===== Provided data =====
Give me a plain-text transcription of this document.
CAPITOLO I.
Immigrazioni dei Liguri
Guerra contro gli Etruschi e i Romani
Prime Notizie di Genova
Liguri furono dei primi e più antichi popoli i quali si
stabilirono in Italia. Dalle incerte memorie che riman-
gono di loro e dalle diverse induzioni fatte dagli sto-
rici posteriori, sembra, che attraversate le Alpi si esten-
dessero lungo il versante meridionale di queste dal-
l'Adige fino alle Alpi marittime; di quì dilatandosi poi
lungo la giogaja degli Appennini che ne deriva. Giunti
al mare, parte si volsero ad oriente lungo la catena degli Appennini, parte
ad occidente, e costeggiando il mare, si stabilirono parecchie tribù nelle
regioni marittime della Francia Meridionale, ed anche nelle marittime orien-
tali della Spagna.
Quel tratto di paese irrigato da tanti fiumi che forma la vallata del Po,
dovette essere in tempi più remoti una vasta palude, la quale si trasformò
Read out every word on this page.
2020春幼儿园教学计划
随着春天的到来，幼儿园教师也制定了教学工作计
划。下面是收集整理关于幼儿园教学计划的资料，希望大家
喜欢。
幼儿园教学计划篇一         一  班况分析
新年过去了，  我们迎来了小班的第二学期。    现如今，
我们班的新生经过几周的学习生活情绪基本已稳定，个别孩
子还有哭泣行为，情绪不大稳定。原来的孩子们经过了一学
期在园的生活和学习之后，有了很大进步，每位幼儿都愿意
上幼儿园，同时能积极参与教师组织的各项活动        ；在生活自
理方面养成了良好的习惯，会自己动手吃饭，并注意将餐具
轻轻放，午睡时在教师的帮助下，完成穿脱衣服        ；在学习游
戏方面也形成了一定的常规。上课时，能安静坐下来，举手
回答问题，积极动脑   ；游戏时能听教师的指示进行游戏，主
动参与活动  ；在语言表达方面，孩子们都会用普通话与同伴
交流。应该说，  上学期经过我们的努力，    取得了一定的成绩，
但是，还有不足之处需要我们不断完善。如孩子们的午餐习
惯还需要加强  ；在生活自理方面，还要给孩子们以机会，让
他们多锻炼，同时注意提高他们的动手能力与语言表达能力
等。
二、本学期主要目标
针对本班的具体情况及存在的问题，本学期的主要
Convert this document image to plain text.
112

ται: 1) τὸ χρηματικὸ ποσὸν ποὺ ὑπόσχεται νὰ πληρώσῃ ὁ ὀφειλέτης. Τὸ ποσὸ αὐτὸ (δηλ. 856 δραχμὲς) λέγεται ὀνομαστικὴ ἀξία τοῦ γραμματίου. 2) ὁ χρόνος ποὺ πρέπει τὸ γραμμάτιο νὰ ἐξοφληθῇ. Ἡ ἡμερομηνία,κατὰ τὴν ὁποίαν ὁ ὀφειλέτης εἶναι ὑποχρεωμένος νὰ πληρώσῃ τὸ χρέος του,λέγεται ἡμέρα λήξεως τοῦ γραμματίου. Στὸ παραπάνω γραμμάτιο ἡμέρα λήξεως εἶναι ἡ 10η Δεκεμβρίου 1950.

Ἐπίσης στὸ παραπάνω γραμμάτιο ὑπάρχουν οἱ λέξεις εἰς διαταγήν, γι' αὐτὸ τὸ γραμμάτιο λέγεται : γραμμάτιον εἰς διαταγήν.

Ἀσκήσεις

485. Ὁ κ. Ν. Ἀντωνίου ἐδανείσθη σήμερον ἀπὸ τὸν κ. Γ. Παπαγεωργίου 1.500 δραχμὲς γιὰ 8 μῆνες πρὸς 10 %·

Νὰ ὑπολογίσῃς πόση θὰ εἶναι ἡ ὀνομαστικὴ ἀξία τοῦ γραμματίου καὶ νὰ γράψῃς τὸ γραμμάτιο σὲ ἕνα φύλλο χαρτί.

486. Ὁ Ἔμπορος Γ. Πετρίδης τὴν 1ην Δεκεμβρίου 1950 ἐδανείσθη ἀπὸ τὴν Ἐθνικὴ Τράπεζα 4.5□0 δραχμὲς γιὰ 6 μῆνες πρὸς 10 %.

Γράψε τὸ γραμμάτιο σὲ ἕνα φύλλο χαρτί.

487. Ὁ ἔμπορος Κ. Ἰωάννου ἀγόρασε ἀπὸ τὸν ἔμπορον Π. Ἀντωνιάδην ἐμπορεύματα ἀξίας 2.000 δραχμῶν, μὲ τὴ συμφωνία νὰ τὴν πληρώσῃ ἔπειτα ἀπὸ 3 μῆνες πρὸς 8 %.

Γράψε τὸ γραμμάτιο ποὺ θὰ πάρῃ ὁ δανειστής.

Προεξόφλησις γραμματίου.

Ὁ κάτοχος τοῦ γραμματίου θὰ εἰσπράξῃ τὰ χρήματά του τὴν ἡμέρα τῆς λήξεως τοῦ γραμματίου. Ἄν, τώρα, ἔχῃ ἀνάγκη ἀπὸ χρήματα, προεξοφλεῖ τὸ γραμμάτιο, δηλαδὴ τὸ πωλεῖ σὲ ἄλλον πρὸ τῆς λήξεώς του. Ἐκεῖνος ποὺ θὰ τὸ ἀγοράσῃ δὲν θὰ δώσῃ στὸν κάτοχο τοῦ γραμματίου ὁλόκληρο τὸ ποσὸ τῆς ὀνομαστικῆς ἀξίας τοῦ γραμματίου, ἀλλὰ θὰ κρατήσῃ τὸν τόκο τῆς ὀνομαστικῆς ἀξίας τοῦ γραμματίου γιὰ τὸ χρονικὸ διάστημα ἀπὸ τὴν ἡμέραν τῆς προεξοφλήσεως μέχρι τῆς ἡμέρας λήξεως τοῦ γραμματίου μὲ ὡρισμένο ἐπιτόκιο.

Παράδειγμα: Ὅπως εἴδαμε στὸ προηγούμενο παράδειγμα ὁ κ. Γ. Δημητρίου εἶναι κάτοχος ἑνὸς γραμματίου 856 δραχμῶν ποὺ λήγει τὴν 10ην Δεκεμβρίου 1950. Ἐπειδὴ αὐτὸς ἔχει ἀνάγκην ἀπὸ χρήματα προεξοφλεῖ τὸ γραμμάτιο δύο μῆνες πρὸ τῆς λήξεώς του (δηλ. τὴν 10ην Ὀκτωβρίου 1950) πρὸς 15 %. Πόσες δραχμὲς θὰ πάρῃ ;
=====
▸ Do this: Repeat all the records. Match each line exactly.

▸ Answer:
Give me a plain-text transcription of this document.
CAPITOLO I.
Immigrazioni dei Liguri
Guerra contro gli Etruschi e i Romani
Prime Notizie di Genova
Liguri furono dei primi e più antichi popoli i quali si
stabilirono in Italia. Dalle incerte memorie che riman-
gono di loro e dalle diverse induzioni fatte dagli sto-
rici posteriori, sembra, che attraversate le Alpi si esten-
dessero lungo il versante meridionale di queste dal-
l'Adige fino alle Alpi marittime; di quì dilatandosi poi
lungo la giogaja degli Appennini che ne deriva. Giunti
al mare, parte si volsero ad oriente lungo la catena degli Appennini, parte
ad occidente, e costeggiando il mare, si stabilirono parecchie tribù nelle
regioni marittime della Francia Meridionale, ed anche nelle marittime orien-
tali della Spagna.
Quel tratto di paese irrigato da tanti fiumi che forma la vallata del Po,
dovette essere in tempi più remoti una vasta palude, la quale si trasformò
Read out every word on this page.
2020春幼儿园教学计划
随着春天的到来，幼儿园教师也制定了教学工作计
划。下面是收集整理关于幼儿园教学计划的资料，希望大家
喜欢。
幼儿园教学计划篇一         一  班况分析
新年过去了，  我们迎来了小班的第二学期。    现如今，
我们班的新生经过几周的学习生活情绪基本已稳定，个别孩
子还有哭泣行为，情绪不大稳定。原来的孩子们经过了一学
期在园的生活和学习之后，有了很大进步，每位幼儿都愿意
上幼儿园，同时能积极参与教师组织的各项活动        ；在生活自
理方面养成了良好的习惯，会自己动手吃饭，并注意将餐具
轻轻放，午睡时在教师的帮助下，完成穿脱衣服        ；在学习游
戏方面也形成了一定的常规。上课时，能安静坐下来，举手
回答问题，积极动脑   ；游戏时能听教师的指示进行游戏，主
动参与活动  ；在语言表达方面，孩子们都会用普通话与同伴
交流。应该说，  上学期经过我们的努力，    取得了一定的成绩，
但是，还有不足之处需要我们不断完善。如孩子们的午餐习
惯还需要加强  ；在生活自理方面，还要给孩子们以机会，让
他们多锻炼，同时注意提高他们的动手能力与语言表达能力
等。
二、本学期主要目标
针对本班的具体情况及存在的问题，本学期的主要
Convert this document image to plain text.
112

ται: 1) τὸ χρηματικὸ ποσὸν ποὺ ὑπόσχεται νὰ πληρώσῃ ὁ ὀφειλέτης. Τὸ ποσὸ αὐτὸ (δηλ. 856 δραχμὲς) λέγεται ὀνομαστικὴ ἀξία τοῦ γραμματίου. 2) ὁ χρόνος ποὺ πρέπει τὸ γραμμάτιο νὰ ἐξοφληθῇ. Ἡ ἡμερομηνία,κατὰ τὴν ὁποίαν ὁ ὀφειλέτης εἶναι ὑποχρεωμένος νὰ πληρώσῃ τὸ χρέος του,λέγεται ἡμέρα λήξεως τοῦ γραμματίου. Στὸ παραπάνω γραμμάτιο ἡμέρα λήξεως εἶναι ἡ 10η Δεκεμβρίου 1950.

Ἐπίσης στὸ παραπάνω γραμμάτιο ὑπάρχουν οἱ λέξεις εἰς διαταγήν, γι' αὐτὸ τὸ γραμμάτιο λέγεται : γραμμάτιον εἰς διαταγήν.

Ἀσκήσεις

485. Ὁ κ. Ν. Ἀντωνίου ἐδανείσθη σήμερον ἀπὸ τὸν κ. Γ. Παπαγεωργίου 1.500 δραχμὲς γιὰ 8 μῆνες πρὸς 10 %·

Νὰ ὑπολογίσῃς πόση θὰ εἶναι ἡ ὀνομαστικὴ ἀξία τοῦ γραμματίου καὶ νὰ γράψῃς τὸ γραμμάτιο σὲ ἕνα φύλλο χαρτί.

486. Ὁ Ἔμπορος Γ. Πετρίδης τὴν 1ην Δεκεμβρίου 1950 ἐδανείσθη ἀπὸ τὴν Ἐθνικὴ Τράπεζα 4.5□0 δραχμὲς γιὰ 6 μῆνες πρὸς 10 %.

Γράψε τὸ γραμμάτιο σὲ ἕνα φύλλο χαρτί.

487. Ὁ ἔμπορος Κ. Ἰωάννου ἀγόρασε ἀπὸ τὸν ἔμπορον Π. Ἀντωνιάδην ἐμπορεύματα ἀξίας 2.000 δραχμῶν, μὲ τὴ συμφωνία νὰ τὴν πληρώσῃ ἔπειτα ἀπὸ 3 μῆνες πρὸς 8 %.

Γράψε τὸ γραμμάτιο ποὺ θὰ πάρῃ ὁ δανειστής.

Προεξόφλησις γραμματίου.

Ὁ κάτοχος τοῦ γραμματίου θὰ εἰσπράξῃ τὰ χρήματά του τὴν ἡμέρα τῆς λήξεως τοῦ γραμματίου. Ἄν, τώρα, ἔχῃ ἀνάγκη ἀπὸ χρήματα, προεξοφλεῖ τὸ γραμμάτιο, δηλαδὴ τὸ πωλεῖ σὲ ἄλλον πρὸ τῆς λήξεώς του. Ἐκεῖνος ποὺ θὰ τὸ ἀγοράσῃ δὲν θὰ δώσῃ στὸν κάτοχο τοῦ γραμματίου ὁλόκληρο τὸ ποσὸ τῆς ὀνομαστικῆς ἀξίας τοῦ γραμματίου, ἀλλὰ θὰ κρατήσῃ τὸν τόκο τῆς ὀνομαστικῆς ἀξίας τοῦ γραμματίου γιὰ τὸ χρονικὸ διάστημα ἀπὸ τὴν ἡμέραν τῆς προεξοφλήσεως μέχρι τῆς ἡμέρας λήξεως τοῦ γραμματίου μὲ ὡρισμένο ἐπιτόκιο.

Παράδειγμα: Ὅπως εἴδαμε στὸ προηγούμενο παράδειγμα ὁ κ. Γ. Δημητρίου εἶναι κάτοχος ἑνὸς γραμματίου 856 δραχμῶν ποὺ λήγει τὴν 10ην Δεκεμβρίου 1950. Ἐπειδὴ αὐτὸς ἔχει ἀνάγκην ἀπὸ χρήματα προεξοφλεῖ τὸ γραμμάτιο δύο μῆνες πρὸ τῆς λήξεώς του (δηλ. τὴν 10ην Ὀκτωβρίου 1950) πρὸς 15 %. Πόσες δραχμὲς θὰ πάρῃ ;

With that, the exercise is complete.